⟨

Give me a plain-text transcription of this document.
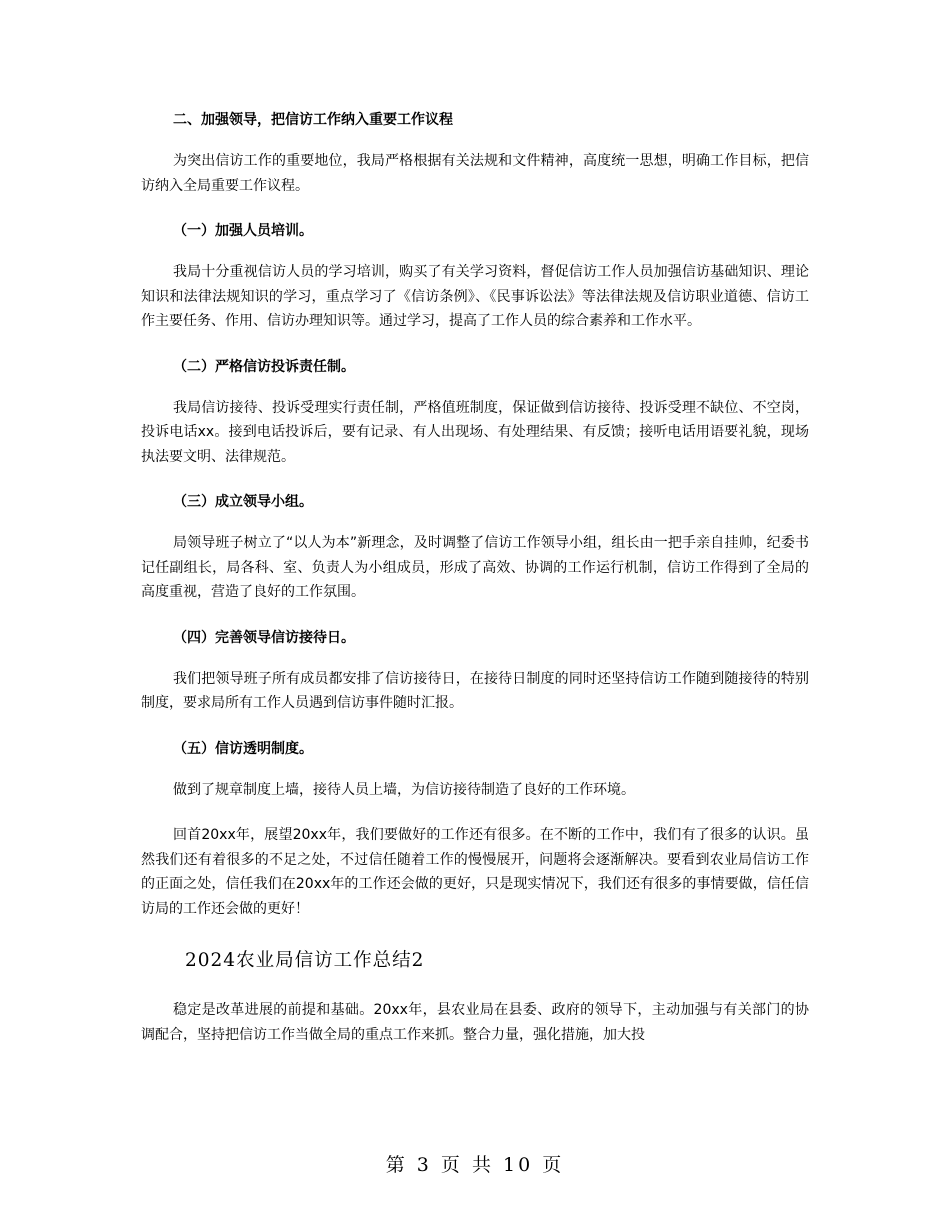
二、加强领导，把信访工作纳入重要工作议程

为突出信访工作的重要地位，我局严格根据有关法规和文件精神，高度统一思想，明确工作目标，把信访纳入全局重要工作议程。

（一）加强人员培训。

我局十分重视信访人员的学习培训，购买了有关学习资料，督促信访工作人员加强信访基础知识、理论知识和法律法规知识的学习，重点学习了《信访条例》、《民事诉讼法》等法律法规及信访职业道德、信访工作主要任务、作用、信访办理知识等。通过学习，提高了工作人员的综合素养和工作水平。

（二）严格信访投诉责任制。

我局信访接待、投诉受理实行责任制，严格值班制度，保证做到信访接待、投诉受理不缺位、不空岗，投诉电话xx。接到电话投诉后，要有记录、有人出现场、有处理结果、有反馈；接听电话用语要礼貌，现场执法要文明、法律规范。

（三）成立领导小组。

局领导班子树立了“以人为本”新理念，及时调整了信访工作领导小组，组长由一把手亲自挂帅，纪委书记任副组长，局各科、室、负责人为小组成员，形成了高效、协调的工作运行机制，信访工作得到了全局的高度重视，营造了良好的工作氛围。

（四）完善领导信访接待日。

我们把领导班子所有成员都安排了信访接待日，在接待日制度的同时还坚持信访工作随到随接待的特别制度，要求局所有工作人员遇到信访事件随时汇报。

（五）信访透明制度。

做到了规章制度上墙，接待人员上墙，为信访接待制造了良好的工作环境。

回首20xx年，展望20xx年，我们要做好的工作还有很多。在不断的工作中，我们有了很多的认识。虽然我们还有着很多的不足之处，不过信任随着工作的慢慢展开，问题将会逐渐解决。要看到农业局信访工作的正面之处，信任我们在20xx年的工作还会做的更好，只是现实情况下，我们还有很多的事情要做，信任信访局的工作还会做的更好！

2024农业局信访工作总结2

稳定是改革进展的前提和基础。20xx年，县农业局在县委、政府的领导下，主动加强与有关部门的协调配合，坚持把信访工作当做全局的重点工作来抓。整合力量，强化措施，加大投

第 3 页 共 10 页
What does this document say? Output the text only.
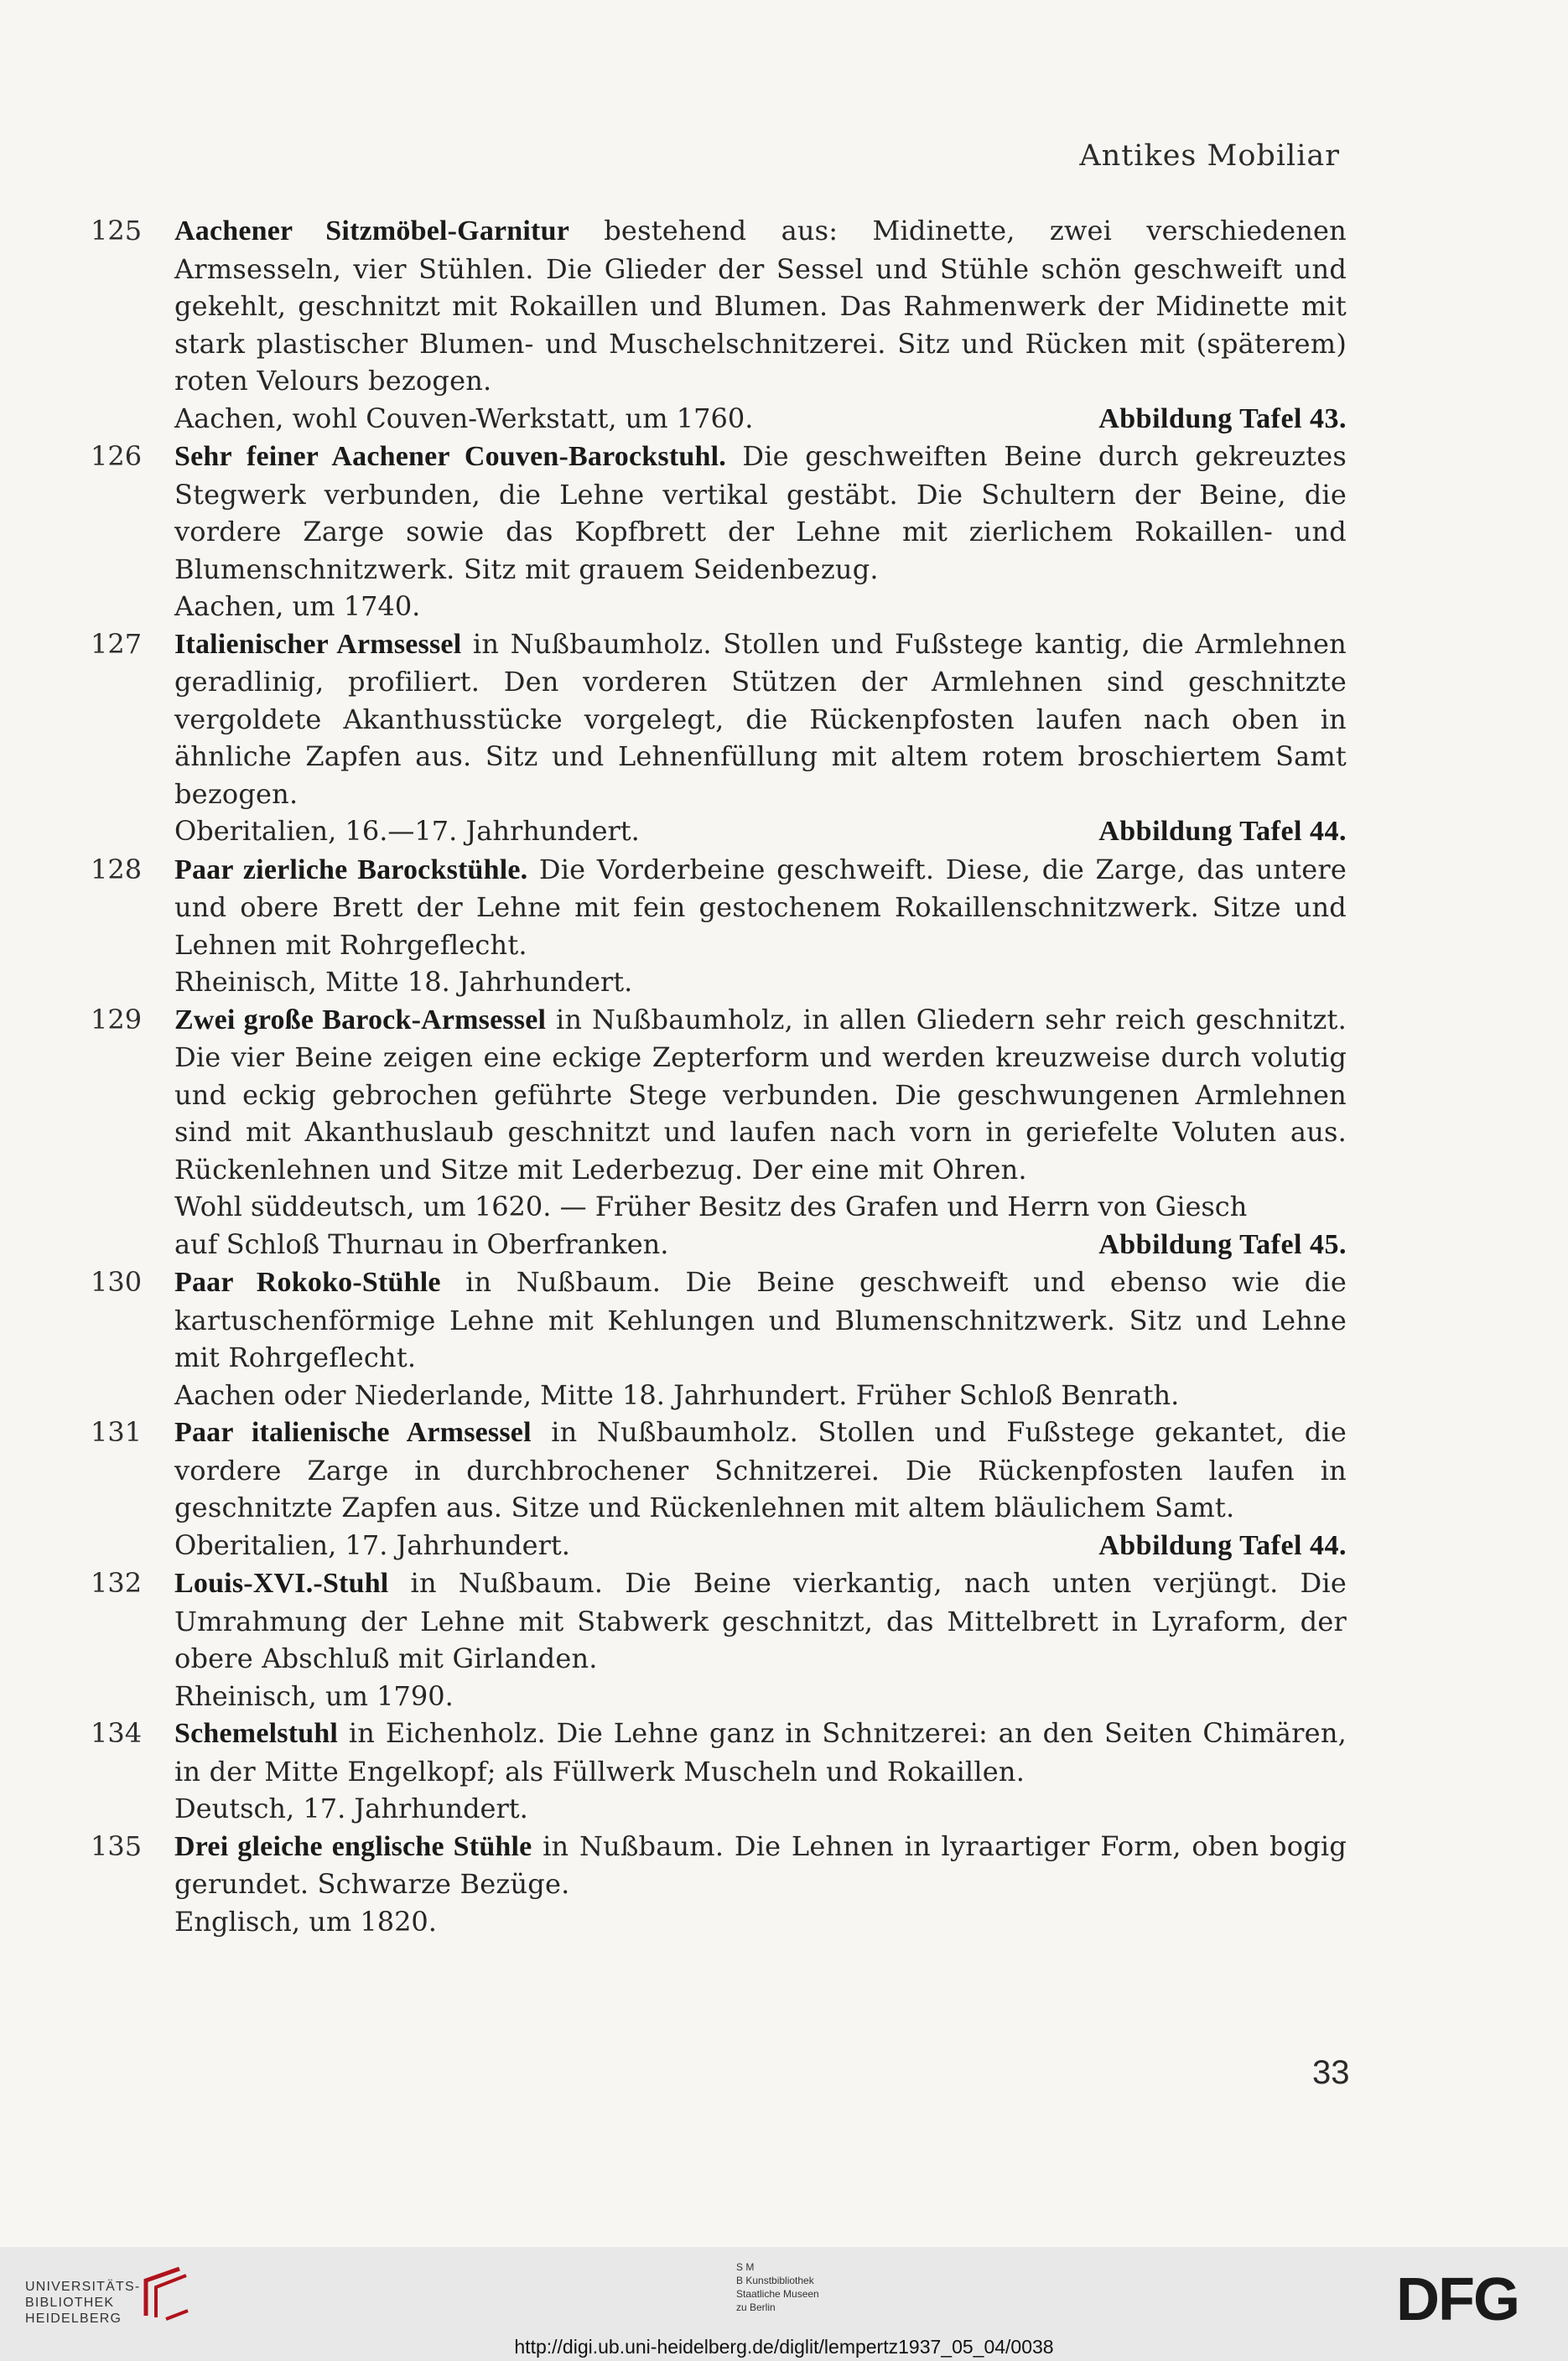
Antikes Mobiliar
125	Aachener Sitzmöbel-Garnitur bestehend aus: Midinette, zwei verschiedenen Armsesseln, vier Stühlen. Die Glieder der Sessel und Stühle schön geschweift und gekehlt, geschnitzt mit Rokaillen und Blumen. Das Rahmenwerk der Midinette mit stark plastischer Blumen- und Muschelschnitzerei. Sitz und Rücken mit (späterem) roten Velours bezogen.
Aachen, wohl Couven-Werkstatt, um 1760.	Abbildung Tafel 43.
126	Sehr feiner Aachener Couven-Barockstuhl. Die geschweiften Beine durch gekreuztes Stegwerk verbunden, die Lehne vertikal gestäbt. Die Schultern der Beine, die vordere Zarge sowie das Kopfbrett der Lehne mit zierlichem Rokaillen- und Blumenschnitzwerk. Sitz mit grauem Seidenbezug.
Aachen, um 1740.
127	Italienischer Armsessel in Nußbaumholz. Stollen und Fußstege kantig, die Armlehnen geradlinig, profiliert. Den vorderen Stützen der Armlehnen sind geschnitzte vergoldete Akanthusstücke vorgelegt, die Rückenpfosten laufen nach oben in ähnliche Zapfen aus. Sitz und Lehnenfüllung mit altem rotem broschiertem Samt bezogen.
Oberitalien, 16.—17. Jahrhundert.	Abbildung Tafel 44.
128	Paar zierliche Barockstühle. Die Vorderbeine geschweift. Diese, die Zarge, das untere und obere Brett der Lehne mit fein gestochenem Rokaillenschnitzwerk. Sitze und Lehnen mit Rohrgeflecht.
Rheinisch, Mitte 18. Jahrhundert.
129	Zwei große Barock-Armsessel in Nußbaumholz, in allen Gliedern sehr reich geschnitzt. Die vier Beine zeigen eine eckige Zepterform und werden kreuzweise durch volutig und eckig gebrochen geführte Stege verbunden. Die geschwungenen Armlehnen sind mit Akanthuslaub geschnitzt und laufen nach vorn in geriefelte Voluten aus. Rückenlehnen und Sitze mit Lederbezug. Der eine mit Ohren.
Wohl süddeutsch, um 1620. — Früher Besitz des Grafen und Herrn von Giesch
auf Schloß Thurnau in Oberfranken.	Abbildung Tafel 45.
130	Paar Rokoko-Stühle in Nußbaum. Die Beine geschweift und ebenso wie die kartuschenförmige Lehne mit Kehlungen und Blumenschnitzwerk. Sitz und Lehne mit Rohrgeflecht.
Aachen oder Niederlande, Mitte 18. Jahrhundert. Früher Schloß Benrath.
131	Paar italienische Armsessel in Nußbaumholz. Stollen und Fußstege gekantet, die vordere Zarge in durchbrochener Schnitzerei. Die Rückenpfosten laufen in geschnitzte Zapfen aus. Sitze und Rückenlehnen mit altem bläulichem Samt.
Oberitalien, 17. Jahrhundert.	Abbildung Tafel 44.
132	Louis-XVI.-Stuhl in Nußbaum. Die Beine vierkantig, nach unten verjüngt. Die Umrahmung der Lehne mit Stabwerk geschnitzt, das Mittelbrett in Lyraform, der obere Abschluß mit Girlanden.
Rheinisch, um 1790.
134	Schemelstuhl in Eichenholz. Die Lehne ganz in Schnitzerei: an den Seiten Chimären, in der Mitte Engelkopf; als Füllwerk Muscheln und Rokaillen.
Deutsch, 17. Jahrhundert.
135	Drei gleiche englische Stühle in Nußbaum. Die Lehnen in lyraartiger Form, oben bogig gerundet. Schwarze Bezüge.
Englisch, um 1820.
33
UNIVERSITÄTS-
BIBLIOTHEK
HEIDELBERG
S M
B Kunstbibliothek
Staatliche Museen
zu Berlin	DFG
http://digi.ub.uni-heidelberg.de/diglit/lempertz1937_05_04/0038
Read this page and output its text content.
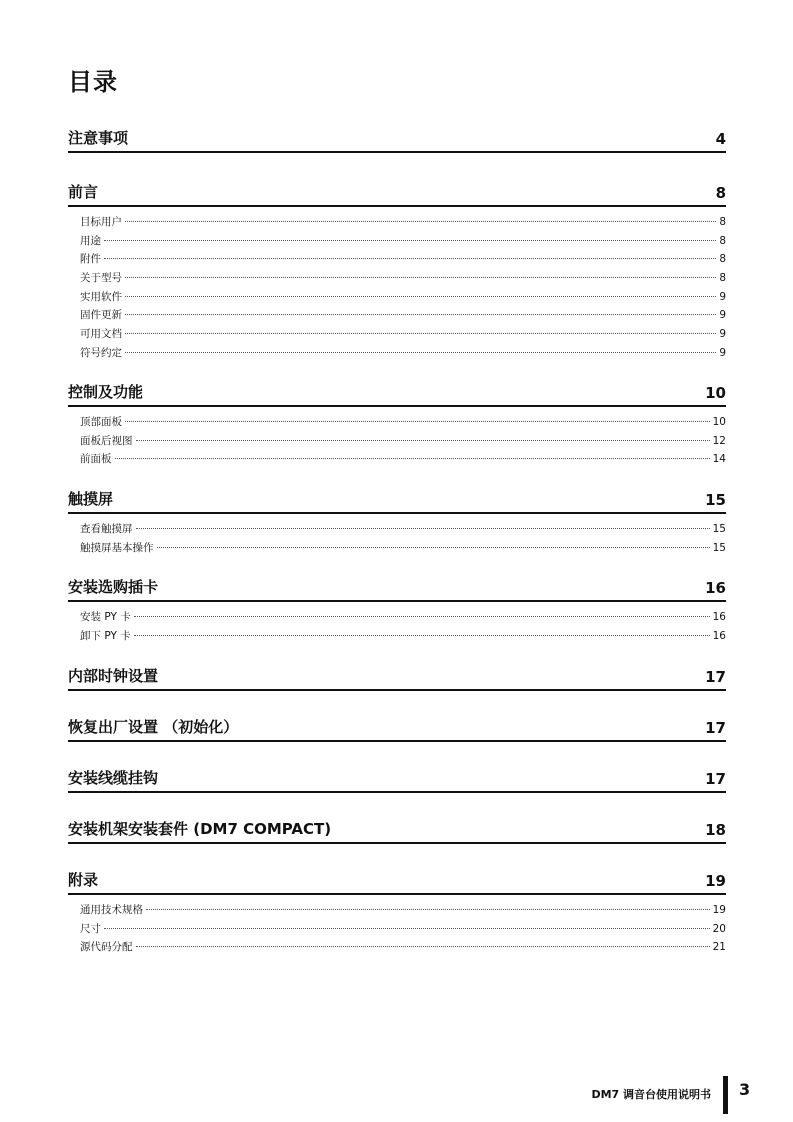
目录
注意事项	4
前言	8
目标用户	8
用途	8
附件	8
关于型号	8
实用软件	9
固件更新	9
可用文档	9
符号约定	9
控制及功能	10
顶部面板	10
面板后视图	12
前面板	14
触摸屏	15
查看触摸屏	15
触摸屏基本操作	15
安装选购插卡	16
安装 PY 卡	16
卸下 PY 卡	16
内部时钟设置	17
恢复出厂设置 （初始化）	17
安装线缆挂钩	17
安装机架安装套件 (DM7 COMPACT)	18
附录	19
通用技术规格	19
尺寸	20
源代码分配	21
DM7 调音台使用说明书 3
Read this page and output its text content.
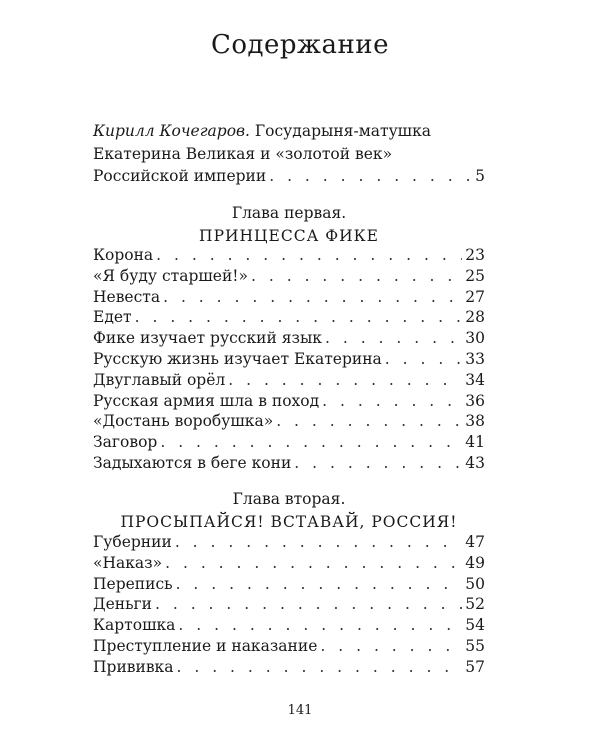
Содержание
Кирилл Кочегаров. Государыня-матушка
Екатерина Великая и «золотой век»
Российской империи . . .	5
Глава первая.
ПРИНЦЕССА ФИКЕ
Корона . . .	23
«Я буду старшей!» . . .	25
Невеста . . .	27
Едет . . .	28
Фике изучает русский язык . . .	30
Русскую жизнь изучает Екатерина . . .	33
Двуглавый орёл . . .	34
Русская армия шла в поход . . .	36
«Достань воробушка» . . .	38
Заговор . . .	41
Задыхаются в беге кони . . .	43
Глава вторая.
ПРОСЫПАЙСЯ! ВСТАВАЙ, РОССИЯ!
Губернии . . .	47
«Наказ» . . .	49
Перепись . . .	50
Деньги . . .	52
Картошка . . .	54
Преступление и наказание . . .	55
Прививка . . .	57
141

⟩

Directions for this task:
Check every line for "Rheinisch" and show the ones that have it.

Task solution:
Rheinisch, Mitte 18. Jahrhundert.
Rheinisch, um 1790.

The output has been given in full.